**MATERIAL PROVIDED:**
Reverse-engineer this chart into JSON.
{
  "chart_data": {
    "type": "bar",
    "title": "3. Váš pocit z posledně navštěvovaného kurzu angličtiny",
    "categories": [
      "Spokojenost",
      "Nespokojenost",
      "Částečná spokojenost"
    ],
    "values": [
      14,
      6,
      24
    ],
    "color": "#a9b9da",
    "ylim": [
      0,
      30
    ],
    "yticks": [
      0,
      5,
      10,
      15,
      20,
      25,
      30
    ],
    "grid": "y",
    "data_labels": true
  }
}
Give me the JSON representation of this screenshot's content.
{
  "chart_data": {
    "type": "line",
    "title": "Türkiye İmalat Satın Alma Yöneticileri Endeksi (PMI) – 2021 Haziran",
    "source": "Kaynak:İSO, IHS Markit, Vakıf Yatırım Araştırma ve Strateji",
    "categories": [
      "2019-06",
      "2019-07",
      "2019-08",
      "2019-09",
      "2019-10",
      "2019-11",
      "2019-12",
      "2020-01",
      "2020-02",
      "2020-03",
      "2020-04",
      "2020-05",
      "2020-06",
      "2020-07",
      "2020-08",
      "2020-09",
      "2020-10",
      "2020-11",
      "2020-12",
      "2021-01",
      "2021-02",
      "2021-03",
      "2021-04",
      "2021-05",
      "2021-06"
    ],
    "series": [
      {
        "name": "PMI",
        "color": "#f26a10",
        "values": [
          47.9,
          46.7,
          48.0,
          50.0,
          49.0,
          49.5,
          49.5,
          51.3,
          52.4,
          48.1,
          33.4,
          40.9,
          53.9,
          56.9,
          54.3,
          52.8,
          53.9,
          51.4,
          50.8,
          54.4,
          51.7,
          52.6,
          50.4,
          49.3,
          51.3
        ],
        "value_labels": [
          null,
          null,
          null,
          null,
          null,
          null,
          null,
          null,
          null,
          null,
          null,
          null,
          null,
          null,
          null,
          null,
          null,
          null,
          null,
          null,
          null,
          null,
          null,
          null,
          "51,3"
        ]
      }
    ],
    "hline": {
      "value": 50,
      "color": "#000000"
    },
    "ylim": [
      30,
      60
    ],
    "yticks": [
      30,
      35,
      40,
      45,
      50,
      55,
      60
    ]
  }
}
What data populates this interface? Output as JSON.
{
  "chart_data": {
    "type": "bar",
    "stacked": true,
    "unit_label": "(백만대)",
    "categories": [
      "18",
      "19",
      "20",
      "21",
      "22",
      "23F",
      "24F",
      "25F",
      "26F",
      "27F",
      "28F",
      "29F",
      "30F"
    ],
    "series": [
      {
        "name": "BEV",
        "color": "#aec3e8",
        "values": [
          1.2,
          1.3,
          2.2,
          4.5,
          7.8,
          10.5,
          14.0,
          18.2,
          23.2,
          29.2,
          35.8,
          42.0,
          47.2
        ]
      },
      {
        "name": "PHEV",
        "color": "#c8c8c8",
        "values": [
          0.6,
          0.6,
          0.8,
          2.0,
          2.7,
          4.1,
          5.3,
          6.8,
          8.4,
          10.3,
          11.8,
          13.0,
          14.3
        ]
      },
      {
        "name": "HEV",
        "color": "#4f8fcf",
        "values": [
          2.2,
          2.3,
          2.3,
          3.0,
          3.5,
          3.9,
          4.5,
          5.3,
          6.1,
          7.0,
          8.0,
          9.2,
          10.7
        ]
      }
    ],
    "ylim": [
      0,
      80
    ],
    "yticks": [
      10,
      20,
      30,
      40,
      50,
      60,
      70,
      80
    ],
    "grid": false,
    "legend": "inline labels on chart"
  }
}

**YOUR OBJECTIVE:** Repeat the material above exactly.

**SOLUTION:**
Reverse-engineer this chart into JSON.
{
  "chart_data": {
    "type": "bar",
    "title": "3. Váš pocit z posledně navštěvovaného kurzu angličtiny",
    "categories": [
      "Spokojenost",
      "Nespokojenost",
      "Částečná spokojenost"
    ],
    "values": [
      14,
      6,
      24
    ],
    "color": "#a9b9da",
    "ylim": [
      0,
      30
    ],
    "yticks": [
      0,
      5,
      10,
      15,
      20,
      25,
      30
    ],
    "grid": "y",
    "data_labels": true
  }
}
Give me the JSON representation of this screenshot's content.
{
  "chart_data": {
    "type": "line",
    "title": "Türkiye İmalat Satın Alma Yöneticileri Endeksi (PMI) – 2021 Haziran",
    "source": "Kaynak:İSO, IHS Markit, Vakıf Yatırım Araştırma ve Strateji",
    "categories": [
      "2019-06",
      "2019-07",
      "2019-08",
      "2019-09",
      "2019-10",
      "2019-11",
      "2019-12",
      "2020-01",
      "2020-02",
      "2020-03",
      "2020-04",
      "2020-05",
      "2020-06",
      "2020-07",
      "2020-08",
      "2020-09",
      "2020-10",
      "2020-11",
      "2020-12",
      "2021-01",
      "2021-02",
      "2021-03",
      "2021-04",
      "2021-05",
      "2021-06"
    ],
    "series": [
      {
        "name": "PMI",
        "color": "#f26a10",
        "values": [
          47.9,
          46.7,
          48.0,
          50.0,
          49.0,
          49.5,
          49.5,
          51.3,
          52.4,
          48.1,
          33.4,
          40.9,
          53.9,
          56.9,
          54.3,
          52.8,
          53.9,
          51.4,
          50.8,
          54.4,
          51.7,
          52.6,
          50.4,
          49.3,
          51.3
        ],
        "value_labels": [
          null,
          null,
          null,
          null,
          null,
          null,
          null,
          null,
          null,
          null,
          null,
          null,
          null,
          null,
          null,
          null,
          null,
          null,
          null,
          null,
          null,
          null,
          null,
          null,
          "51,3"
        ]
      }
    ],
    "hline": {
      "value": 50,
      "color": "#000000"
    },
    "ylim": [
      30,
      60
    ],
    "yticks": [
      30,
      35,
      40,
      45,
      50,
      55,
      60
    ]
  }
}
What data populates this interface? Output as JSON.
{
  "chart_data": {
    "type": "bar",
    "stacked": true,
    "unit_label": "(백만대)",
    "categories": [
      "18",
      "19",
      "20",
      "21",
      "22",
      "23F",
      "24F",
      "25F",
      "26F",
      "27F",
      "28F",
      "29F",
      "30F"
    ],
    "series": [
      {
        "name": "BEV",
        "color": "#aec3e8",
        "values": [
          1.2,
          1.3,
          2.2,
          4.5,
          7.8,
          10.5,
          14.0,
          18.2,
          23.2,
          29.2,
          35.8,
          42.0,
          47.2
        ]
      },
      {
        "name": "PHEV",
        "color": "#c8c8c8",
        "values": [
          0.6,
          0.6,
          0.8,
          2.0,
          2.7,
          4.1,
          5.3,
          6.8,
          8.4,
          10.3,
          11.8,
          13.0,
          14.3
        ]
      },
      {
        "name": "HEV",
        "color": "#4f8fcf",
        "values": [
          2.2,
          2.3,
          2.3,
          3.0,
          3.5,
          3.9,
          4.5,
          5.3,
          6.1,
          7.0,
          8.0,
          9.2,
          10.7
        ]
      }
    ],
    "ylim": [
      0,
      80
    ],
    "yticks": [
      10,
      20,
      30,
      40,
      50,
      60,
      70,
      80
    ],
    "grid": false,
    "legend": "inline labels on chart"
  }
}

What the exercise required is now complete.